• Exercise objective:
Write out the listing exactly as it is given.

(Saved entries)
────

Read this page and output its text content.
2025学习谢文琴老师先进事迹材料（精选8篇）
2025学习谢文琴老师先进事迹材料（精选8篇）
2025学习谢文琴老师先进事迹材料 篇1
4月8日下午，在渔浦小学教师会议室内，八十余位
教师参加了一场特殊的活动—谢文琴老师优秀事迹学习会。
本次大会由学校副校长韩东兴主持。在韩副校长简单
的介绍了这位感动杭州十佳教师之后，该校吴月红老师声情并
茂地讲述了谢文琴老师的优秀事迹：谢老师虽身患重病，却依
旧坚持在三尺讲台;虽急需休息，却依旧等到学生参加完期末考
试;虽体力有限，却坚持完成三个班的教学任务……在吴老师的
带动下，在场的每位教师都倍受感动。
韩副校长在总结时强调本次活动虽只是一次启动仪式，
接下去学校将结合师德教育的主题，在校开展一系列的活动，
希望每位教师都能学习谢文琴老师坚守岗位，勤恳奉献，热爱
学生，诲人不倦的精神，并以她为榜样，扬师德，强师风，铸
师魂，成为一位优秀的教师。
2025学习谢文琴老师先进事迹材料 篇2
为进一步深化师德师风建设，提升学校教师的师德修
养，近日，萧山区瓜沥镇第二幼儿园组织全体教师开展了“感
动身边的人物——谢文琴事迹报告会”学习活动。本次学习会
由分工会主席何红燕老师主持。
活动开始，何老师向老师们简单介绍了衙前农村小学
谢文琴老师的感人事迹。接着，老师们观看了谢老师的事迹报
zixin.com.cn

────

• Finished task:
Read this page and output its text content.
2025学习谢文琴老师先进事迹材料（精选8篇）
2025学习谢文琴老师先进事迹材料（精选8篇）
2025学习谢文琴老师先进事迹材料 篇1
4月8日下午，在渔浦小学教师会议室内，八十余位
教师参加了一场特殊的活动—谢文琴老师优秀事迹学习会。
本次大会由学校副校长韩东兴主持。在韩副校长简单
的介绍了这位感动杭州十佳教师之后，该校吴月红老师声情并
茂地讲述了谢文琴老师的优秀事迹：谢老师虽身患重病，却依
旧坚持在三尺讲台;虽急需休息，却依旧等到学生参加完期末考
试;虽体力有限，却坚持完成三个班的教学任务……在吴老师的
带动下，在场的每位教师都倍受感动。
韩副校长在总结时强调本次活动虽只是一次启动仪式，
接下去学校将结合师德教育的主题，在校开展一系列的活动，
希望每位教师都能学习谢文琴老师坚守岗位，勤恳奉献，热爱
学生，诲人不倦的精神，并以她为榜样，扬师德，强师风，铸
师魂，成为一位优秀的教师。
2025学习谢文琴老师先进事迹材料 篇2
为进一步深化师德师风建设，提升学校教师的师德修
养，近日，萧山区瓜沥镇第二幼儿园组织全体教师开展了“感
动身边的人物——谢文琴事迹报告会”学习活动。本次学习会
由分工会主席何红燕老师主持。
活动开始，何老师向老师们简单介绍了衙前农村小学
谢文琴老师的感人事迹。接着，老师们观看了谢老师的事迹报
zixin.com.cn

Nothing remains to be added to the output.